--- Start of Given data ---
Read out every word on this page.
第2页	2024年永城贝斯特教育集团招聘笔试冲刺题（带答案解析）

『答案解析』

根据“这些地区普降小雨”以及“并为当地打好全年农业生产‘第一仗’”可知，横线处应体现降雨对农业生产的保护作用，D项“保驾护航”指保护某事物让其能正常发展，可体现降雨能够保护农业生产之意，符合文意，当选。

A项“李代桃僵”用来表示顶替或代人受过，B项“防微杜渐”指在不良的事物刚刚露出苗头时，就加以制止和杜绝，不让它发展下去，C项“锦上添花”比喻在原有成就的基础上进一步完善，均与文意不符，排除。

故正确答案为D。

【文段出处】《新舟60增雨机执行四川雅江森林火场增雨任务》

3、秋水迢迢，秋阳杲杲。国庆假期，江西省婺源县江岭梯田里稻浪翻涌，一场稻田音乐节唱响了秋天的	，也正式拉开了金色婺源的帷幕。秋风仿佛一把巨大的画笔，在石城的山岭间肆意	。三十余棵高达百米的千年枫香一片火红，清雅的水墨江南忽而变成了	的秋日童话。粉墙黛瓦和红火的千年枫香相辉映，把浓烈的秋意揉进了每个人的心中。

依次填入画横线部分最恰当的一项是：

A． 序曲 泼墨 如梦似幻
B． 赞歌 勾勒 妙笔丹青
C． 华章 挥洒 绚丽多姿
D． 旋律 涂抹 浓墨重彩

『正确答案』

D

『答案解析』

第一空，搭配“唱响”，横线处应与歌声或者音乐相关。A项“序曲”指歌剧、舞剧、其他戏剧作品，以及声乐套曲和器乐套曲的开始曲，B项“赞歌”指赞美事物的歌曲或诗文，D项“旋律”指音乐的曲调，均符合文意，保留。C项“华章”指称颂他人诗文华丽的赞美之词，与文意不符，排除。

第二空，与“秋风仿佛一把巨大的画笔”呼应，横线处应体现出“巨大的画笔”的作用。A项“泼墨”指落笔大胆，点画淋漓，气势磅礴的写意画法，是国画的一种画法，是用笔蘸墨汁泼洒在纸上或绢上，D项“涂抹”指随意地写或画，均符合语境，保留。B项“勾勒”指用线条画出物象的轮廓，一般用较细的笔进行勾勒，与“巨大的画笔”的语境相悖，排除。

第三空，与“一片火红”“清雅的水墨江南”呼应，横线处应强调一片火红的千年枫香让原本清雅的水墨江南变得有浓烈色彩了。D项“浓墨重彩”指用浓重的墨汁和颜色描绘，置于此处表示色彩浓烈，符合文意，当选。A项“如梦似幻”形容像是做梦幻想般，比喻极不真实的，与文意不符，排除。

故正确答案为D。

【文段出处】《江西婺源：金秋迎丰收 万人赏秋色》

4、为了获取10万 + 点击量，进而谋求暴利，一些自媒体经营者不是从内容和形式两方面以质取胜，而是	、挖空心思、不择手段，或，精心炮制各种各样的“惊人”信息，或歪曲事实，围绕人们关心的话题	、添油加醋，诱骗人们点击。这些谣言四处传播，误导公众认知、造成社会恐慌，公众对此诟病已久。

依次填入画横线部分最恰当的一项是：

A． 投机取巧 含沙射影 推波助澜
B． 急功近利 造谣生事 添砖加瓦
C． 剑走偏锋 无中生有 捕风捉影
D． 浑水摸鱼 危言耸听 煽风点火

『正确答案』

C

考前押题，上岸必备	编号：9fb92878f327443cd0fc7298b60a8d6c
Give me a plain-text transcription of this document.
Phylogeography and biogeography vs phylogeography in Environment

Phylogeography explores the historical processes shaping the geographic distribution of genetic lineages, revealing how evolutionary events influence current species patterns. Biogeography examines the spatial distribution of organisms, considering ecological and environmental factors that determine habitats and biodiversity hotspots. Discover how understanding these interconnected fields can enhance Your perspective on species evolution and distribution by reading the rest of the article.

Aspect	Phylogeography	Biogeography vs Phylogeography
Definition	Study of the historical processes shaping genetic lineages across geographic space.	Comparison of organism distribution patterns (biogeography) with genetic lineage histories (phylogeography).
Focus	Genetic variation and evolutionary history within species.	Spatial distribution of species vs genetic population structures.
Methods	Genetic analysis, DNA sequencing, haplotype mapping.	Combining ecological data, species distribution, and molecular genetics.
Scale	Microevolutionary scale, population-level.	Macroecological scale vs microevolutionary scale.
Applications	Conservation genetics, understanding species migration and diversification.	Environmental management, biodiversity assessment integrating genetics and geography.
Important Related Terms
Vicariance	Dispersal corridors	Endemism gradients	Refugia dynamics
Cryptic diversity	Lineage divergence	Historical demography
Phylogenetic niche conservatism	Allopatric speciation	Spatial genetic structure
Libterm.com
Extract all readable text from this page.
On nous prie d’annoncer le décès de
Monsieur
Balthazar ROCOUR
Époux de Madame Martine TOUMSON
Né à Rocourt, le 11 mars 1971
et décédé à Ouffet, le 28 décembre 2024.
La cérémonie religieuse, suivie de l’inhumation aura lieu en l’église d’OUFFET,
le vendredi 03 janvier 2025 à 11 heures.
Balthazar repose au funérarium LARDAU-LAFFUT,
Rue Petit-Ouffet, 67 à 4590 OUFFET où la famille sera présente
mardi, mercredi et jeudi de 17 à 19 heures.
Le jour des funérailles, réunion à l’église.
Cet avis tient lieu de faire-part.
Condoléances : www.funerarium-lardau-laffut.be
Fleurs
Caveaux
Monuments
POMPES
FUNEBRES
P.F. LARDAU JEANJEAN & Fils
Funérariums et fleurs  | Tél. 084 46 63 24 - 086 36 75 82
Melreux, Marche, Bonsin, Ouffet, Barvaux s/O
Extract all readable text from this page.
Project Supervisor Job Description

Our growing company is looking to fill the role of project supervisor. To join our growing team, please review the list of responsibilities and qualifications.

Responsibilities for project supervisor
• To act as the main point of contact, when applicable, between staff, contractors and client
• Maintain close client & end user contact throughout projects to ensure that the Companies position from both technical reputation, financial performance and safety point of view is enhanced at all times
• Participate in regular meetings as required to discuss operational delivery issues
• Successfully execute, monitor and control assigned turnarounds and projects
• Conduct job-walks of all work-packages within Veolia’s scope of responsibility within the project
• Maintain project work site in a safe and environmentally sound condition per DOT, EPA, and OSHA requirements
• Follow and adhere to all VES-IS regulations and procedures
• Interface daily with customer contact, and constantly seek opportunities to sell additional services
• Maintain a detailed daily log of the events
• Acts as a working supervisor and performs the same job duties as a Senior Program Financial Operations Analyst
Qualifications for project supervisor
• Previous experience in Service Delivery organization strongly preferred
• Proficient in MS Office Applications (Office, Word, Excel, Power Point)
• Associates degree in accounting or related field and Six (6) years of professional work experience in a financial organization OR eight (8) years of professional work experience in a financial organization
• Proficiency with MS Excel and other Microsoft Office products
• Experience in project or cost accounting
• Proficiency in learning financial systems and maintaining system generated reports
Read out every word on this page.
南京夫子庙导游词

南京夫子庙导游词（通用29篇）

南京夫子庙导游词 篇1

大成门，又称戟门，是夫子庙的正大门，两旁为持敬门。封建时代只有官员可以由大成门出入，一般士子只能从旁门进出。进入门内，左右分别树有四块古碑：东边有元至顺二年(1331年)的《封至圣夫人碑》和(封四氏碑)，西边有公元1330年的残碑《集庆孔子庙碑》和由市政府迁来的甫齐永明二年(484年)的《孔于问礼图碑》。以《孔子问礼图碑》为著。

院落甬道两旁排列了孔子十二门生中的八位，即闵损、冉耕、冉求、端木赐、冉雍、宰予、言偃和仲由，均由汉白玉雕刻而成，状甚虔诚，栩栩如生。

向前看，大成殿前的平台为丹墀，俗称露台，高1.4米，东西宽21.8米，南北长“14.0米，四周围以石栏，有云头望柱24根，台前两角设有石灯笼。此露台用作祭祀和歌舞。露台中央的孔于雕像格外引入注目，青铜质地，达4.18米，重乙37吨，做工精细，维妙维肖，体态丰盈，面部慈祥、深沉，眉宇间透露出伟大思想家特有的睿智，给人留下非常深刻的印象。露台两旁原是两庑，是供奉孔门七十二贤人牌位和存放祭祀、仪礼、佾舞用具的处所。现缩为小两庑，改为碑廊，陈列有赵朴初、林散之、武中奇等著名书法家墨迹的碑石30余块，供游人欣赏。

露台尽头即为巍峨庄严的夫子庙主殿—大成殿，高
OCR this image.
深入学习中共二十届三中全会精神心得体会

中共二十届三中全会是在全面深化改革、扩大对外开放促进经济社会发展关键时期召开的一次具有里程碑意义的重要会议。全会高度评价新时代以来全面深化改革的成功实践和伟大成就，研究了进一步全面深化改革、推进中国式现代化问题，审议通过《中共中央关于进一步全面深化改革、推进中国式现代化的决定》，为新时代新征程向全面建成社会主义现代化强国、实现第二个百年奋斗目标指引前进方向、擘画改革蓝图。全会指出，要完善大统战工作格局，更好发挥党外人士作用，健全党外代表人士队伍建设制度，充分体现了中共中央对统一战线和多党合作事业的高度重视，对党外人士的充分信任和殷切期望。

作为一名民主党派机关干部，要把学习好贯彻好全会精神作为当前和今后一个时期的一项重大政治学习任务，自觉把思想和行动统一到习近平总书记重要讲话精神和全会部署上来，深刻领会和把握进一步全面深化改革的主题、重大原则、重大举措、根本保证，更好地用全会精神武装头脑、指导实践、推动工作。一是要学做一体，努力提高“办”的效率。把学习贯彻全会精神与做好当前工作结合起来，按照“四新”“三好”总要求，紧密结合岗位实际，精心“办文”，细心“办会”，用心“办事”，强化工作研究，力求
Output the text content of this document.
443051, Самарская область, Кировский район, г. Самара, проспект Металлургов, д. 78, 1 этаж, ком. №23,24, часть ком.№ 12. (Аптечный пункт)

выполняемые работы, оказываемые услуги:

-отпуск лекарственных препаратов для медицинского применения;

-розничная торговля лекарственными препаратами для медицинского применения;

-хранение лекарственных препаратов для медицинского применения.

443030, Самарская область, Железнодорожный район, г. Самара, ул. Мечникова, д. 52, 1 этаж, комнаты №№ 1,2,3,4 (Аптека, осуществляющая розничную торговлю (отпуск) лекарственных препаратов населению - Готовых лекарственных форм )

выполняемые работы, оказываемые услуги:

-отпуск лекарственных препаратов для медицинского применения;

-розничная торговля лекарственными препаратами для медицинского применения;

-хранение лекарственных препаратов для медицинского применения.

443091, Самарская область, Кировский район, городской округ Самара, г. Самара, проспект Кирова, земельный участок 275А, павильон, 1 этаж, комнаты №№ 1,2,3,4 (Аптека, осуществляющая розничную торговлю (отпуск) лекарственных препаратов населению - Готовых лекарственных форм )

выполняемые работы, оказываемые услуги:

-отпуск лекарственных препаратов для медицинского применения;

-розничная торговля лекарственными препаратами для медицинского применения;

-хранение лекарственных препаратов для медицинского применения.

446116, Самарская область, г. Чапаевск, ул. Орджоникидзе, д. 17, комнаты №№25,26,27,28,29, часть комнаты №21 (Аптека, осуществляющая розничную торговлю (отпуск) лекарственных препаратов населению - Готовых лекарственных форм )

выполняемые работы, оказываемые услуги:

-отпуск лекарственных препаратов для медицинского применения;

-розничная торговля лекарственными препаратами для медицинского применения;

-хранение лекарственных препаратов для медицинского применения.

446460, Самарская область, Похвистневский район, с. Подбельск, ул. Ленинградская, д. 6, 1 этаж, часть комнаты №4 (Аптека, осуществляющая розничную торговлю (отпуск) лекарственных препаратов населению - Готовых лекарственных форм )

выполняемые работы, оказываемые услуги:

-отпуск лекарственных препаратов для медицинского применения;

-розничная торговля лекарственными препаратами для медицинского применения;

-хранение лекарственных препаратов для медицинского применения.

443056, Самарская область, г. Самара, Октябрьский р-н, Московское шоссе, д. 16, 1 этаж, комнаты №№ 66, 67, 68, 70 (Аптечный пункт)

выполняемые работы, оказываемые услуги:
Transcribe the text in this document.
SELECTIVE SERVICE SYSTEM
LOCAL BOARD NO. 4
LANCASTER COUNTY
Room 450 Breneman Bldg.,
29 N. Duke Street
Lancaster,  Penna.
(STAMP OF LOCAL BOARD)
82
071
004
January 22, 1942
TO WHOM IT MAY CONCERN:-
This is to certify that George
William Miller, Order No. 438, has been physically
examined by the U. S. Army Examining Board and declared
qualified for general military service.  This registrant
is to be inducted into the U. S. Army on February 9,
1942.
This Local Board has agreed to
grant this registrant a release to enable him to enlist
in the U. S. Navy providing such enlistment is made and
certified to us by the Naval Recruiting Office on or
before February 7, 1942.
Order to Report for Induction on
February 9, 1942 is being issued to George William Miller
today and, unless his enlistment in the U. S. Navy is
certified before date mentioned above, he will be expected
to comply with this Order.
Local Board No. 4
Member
--- End of Given data ---
#### To do:
Extract every line above that contains the word "enlistment".

#### Expected answer:
in the U. S. Navy providing such enlistment is made and
today and, unless his enlistment in the U. S. Navy is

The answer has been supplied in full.